** Material shown **
-- Begin --

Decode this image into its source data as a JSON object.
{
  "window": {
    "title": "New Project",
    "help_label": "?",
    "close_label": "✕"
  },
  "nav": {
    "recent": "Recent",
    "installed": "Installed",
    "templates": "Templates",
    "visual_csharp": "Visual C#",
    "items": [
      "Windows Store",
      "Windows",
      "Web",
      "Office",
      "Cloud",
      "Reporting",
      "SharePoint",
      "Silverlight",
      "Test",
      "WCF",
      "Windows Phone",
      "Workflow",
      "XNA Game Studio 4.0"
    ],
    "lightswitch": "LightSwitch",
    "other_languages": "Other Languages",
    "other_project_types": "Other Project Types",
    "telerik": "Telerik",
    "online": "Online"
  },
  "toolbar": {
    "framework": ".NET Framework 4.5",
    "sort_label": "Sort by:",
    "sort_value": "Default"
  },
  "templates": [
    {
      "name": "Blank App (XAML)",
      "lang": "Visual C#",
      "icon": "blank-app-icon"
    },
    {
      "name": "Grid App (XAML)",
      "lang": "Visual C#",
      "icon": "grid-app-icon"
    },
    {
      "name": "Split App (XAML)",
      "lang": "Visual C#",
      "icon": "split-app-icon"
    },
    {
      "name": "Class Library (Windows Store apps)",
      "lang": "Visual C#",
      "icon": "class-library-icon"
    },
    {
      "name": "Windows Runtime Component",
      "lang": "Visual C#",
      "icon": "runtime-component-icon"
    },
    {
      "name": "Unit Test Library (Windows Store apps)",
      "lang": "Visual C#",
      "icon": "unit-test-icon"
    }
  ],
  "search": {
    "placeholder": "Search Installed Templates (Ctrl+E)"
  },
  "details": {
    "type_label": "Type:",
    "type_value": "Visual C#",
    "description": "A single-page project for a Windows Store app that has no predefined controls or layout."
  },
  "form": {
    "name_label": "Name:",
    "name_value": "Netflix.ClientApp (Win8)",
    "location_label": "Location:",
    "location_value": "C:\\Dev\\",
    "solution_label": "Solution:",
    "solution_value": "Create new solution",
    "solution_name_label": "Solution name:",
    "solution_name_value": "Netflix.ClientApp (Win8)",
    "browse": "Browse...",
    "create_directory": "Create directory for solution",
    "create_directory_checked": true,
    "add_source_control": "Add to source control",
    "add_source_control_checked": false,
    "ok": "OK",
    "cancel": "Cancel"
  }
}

-- End --

Your task is to list each line of the records with the word "Netflix".

    "name_value": "Netflix.ClientApp (Win8)",
    "solution_name_value": "Netflix.ClientApp (Win8)",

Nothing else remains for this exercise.